» Sfida
Ricopia parola per parola le righe dei dati, dalla riga con "x-tick-label: 17:00 (439, 434, 474, 448)" fino alla riga con "legend-entry-label: 3 - 6", comprese tutte e due.

Voci del dataset di layout
□ □ □ □ □ □ □
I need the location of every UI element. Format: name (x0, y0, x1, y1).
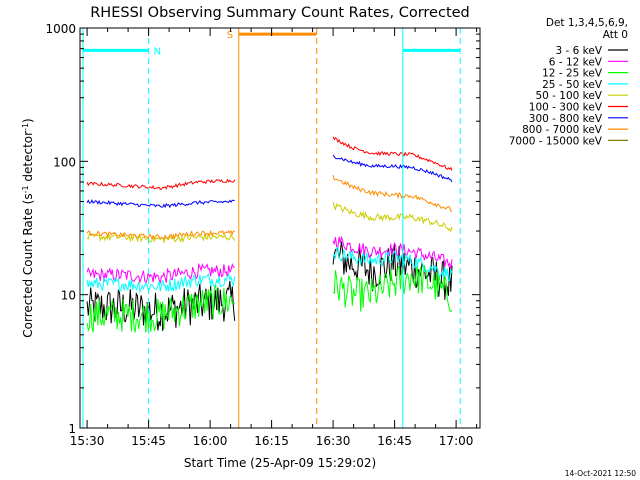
x-tick-label: 17:00 (439, 434, 474, 448)
x-tick-label: 16:00 (193, 434, 228, 448)
x-tick-label: 16:15 (254, 434, 289, 448)
flag-intervals: NS (82, 28, 461, 428)
legend-entry-label: 12 - 25 keV (542, 68, 603, 80)
flag-label: S (227, 30, 233, 41)
series-line (86, 229, 235, 241)
legend-entry-label: 300 - 800 keV (529, 113, 603, 125)
y-tick-label: 1 (68, 422, 76, 436)
series-line (332, 154, 453, 183)
legend-entry-label: 6 - 12 keV (549, 56, 603, 68)
series-line (332, 201, 453, 233)
x-tick-label: 16:30 (316, 434, 351, 448)
series-line (86, 272, 236, 294)
chart-title: RHESSI Observing Summary Count Rates, Co… (90, 5, 470, 21)
flag-label: N (154, 46, 161, 57)
series-line (86, 285, 235, 333)
series-line (332, 262, 453, 313)
legend-header-line-1: Det 1,3,4,5,6,9, (546, 17, 628, 29)
legend-header-line-2: Att 0 (603, 29, 628, 41)
legend-entry-label: 25 - 50 keV (542, 79, 603, 91)
y-tick-label: 100 (53, 155, 76, 169)
x-tick-label: 15:30 (70, 434, 105, 448)
y-tick-label: 10 (61, 289, 76, 303)
legend-entry-label: 800 - 7000 keV (522, 124, 603, 136)
series-line (332, 235, 453, 269)
series-line (86, 178, 236, 190)
y-axis-label: Corrected Count Rate (s-1 detector-1) (21, 118, 36, 337)
footer-timestamp: 14-Oct-2021 12:50 (565, 469, 636, 478)
x-axis-label: Start Time (25-Apr-09 15:29:02) (184, 456, 376, 470)
legend-entry-label: 50 - 100 keV (535, 90, 602, 102)
series-line (86, 198, 235, 209)
x-tick-label: 15:45 (131, 434, 166, 448)
series-line (332, 136, 453, 171)
series-line (332, 246, 453, 282)
plot-frame (79, 27, 481, 429)
y-tick-label: 1000 (45, 22, 76, 36)
series-line (86, 262, 235, 285)
plot-data (86, 136, 453, 333)
legend-entry-label: 7000 - 15000 keV (509, 135, 603, 147)
x-tick-label: 16:45 (377, 434, 412, 448)
axes: 15:30 15:45 16:00 16:15 16:30 16:45 17:00 1 10 10… (45, 22, 480, 448)
series-line (332, 174, 453, 212)
legend-entry-label: 3 - 6 keV (555, 45, 602, 57)
legend-entry-label: 100 - 300 keV (529, 102, 603, 114)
□ □ □ □ □ □ □
» Risultato atteso
x-tick-label: 17:00 (439, 434, 474, 448)
x-tick-label: 16:00 (193, 434, 228, 448)
x-tick-label: 16:15 (254, 434, 289, 448)
flag-intervals: NS (82, 28, 461, 428)
legend-entry-label: 12 - 25 keV (542, 68, 603, 80)
flag-label: S (227, 30, 233, 41)
series-line (86, 229, 235, 241)
legend-entry-label: 300 - 800 keV (529, 113, 603, 125)
y-tick-label: 1 (68, 422, 76, 436)
series-line (332, 154, 453, 183)
legend-entry-label: 6 - 12 keV (549, 56, 603, 68)
series-line (332, 201, 453, 233)
x-tick-label: 16:30 (316, 434, 351, 448)
series-line (86, 272, 236, 294)
chart-title: RHESSI Observing Summary Count Rates, Co… (90, 5, 470, 21)
flag-label: N (154, 46, 161, 57)
series-line (86, 285, 235, 333)
series-line (332, 262, 453, 313)
legend-header-line-1: Det 1,3,4,5,6,9, (546, 17, 628, 29)
legend-header-line-2: Att 0 (603, 29, 628, 41)
legend-entry-label: 25 - 50 keV (542, 79, 603, 91)
y-tick-label: 100 (53, 155, 76, 169)
x-tick-label: 15:30 (70, 434, 105, 448)
y-tick-label: 10 (61, 289, 76, 303)
legend-entry-label: 800 - 7000 keV (522, 124, 603, 136)
series-line (332, 235, 453, 269)
series-line (86, 178, 236, 190)
y-axis-label: Corrected Count Rate (s-1 detector-1) (21, 118, 36, 337)
footer-timestamp: 14-Oct-2021 12:50 (565, 469, 636, 478)
x-axis-label: Start Time (25-Apr-09 15:29:02) (184, 456, 376, 470)
legend-entry-label: 50 - 100 keV (535, 90, 602, 102)
series-line (86, 198, 235, 209)
x-tick-label: 15:45 (131, 434, 166, 448)
series-line (332, 136, 453, 171)
series-line (332, 246, 453, 282)
plot-frame (79, 27, 481, 429)
y-tick-label: 1000 (45, 22, 76, 36)
series-line (86, 262, 235, 285)
plot-data (86, 136, 453, 333)
legend-entry-label: 7000 - 15000 keV (509, 135, 603, 147)
x-tick-label: 16:45 (377, 434, 412, 448)
axes: 15:30 15:45 16:00 16:15 16:30 16:45 17:00 1 10 10… (45, 22, 480, 448)
series-line (332, 174, 453, 212)
legend-entry-label: 3 - 6 keV (555, 45, 602, 57)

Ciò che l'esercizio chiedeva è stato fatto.